-- SOURCE RECORDS --
+---+

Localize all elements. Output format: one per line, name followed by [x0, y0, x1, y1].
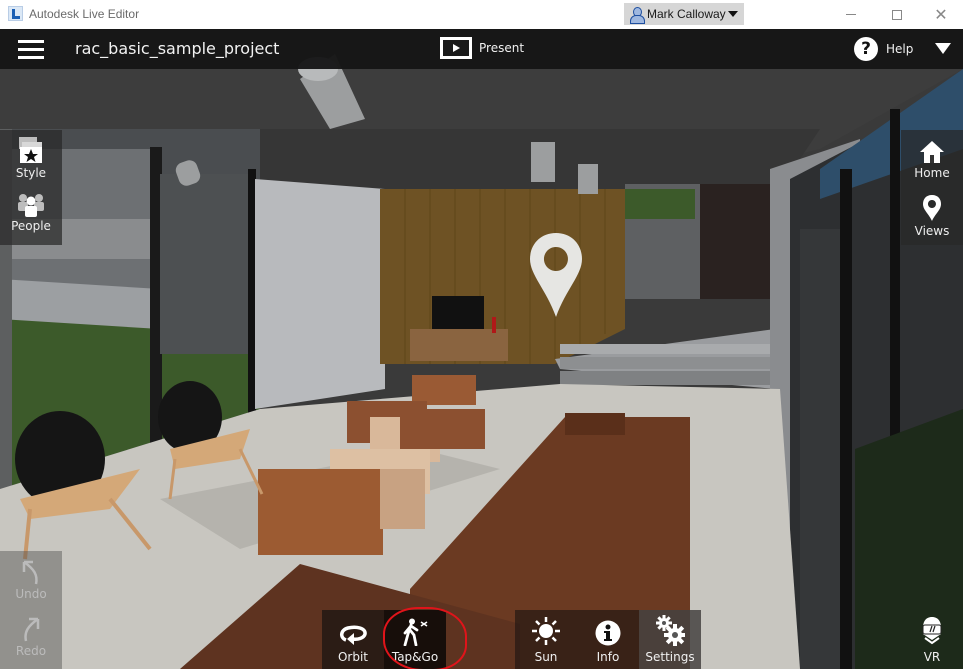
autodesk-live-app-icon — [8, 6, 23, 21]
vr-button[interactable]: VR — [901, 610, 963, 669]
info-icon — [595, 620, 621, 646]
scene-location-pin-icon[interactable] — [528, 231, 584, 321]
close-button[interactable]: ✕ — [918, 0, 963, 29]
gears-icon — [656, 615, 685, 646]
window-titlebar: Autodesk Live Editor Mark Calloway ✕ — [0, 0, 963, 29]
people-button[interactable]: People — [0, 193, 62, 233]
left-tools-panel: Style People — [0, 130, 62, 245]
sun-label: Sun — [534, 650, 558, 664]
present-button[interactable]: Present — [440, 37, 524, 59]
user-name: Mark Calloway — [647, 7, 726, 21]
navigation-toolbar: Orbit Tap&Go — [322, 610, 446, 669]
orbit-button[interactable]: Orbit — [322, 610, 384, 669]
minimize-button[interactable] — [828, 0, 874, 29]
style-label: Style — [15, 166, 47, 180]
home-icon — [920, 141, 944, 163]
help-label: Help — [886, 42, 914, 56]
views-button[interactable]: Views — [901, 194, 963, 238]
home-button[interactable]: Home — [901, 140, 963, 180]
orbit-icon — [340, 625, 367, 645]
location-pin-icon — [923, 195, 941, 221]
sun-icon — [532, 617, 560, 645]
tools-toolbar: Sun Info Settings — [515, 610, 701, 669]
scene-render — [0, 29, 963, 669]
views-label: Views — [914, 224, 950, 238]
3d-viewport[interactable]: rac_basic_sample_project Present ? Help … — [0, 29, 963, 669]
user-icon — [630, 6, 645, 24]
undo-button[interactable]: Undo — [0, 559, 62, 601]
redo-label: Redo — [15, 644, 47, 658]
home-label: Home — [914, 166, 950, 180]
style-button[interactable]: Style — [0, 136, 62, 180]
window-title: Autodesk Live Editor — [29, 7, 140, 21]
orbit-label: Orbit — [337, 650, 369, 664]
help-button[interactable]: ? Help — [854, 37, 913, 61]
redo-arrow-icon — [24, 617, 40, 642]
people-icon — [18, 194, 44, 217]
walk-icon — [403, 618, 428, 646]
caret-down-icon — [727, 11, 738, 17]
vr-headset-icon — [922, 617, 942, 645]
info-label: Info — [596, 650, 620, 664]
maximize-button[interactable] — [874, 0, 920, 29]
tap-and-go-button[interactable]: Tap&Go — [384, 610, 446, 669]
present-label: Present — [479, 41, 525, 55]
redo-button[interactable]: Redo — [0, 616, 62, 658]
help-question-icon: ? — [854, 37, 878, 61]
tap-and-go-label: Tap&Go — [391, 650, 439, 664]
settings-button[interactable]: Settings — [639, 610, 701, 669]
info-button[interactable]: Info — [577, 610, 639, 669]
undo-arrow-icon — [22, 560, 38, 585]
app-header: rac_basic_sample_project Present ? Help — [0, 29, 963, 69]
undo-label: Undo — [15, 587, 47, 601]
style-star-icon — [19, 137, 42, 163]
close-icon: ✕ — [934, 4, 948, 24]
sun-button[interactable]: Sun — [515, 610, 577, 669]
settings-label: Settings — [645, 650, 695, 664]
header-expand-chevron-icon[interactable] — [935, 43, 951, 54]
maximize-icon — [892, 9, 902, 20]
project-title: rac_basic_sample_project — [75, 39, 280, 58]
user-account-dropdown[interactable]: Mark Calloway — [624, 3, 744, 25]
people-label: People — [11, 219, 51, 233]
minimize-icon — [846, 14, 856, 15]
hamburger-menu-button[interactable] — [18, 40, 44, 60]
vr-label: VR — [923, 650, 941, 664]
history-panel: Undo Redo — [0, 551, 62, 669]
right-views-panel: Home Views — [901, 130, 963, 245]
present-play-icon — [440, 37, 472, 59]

+---+

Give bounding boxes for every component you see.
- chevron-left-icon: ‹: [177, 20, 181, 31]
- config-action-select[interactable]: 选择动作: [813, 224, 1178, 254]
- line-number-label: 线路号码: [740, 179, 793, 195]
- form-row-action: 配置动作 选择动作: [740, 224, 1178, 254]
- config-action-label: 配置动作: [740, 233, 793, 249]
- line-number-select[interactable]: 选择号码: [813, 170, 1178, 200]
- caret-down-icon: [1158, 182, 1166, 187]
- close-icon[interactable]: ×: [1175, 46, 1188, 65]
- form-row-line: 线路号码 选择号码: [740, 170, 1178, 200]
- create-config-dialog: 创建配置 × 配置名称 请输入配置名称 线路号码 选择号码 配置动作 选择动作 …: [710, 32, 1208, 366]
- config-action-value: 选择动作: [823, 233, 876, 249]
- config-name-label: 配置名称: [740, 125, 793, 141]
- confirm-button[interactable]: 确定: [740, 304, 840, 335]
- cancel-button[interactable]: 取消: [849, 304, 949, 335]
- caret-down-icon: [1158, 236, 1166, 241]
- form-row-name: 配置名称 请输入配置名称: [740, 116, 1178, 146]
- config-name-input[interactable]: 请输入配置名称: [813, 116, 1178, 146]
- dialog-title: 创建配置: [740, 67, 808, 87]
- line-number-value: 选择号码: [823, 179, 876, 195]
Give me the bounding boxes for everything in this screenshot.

+---+

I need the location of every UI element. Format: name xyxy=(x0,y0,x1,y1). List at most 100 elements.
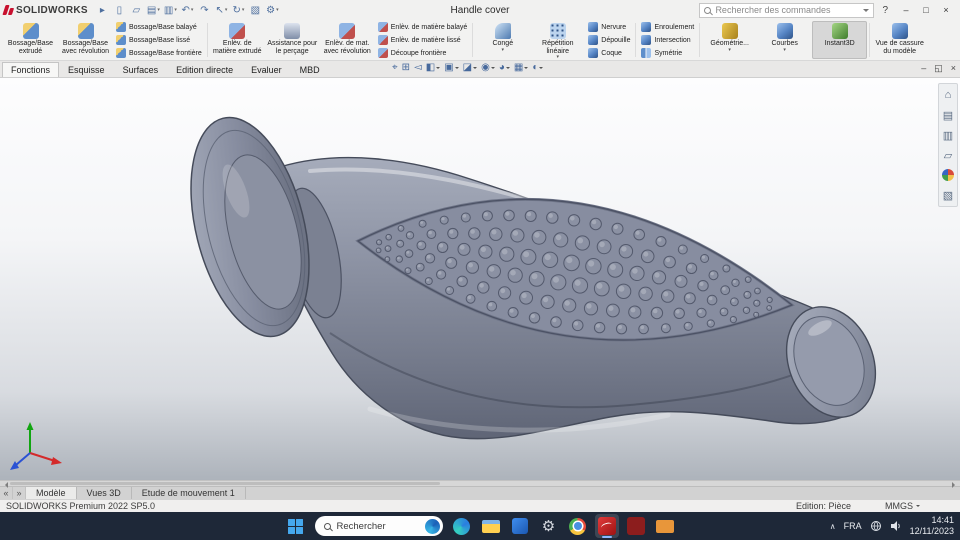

+---+

-- OBJECTIVE --
Render the part of the listing above that opens with the line containing "Give bounding boxes" and closes with the line containing "- config-action-label: 配置动作: [740, 233, 793, 249]" as a Markdown table with the columns Row and Line, one row per line, leaving out blank lines.

-- ANSWER IN FULL --
| Row | Line |
|---|---|
| 1 | Give bounding boxes for every component you see. |
| 2 | - chevron-left-icon: ‹: [177, 20, 181, 31] |
| 3 | - config-action-select[interactable]: 选择动作: [813, 224, 1178, 254] |
| 4 | - line-number-label: 线路号码: [740, 179, 793, 195] |
| 5 | - form-row-action: 配置动作 选择动作: [740, 224, 1178, 254] |
| 6 | - config-action-label: 配置动作: [740, 233, 793, 249] |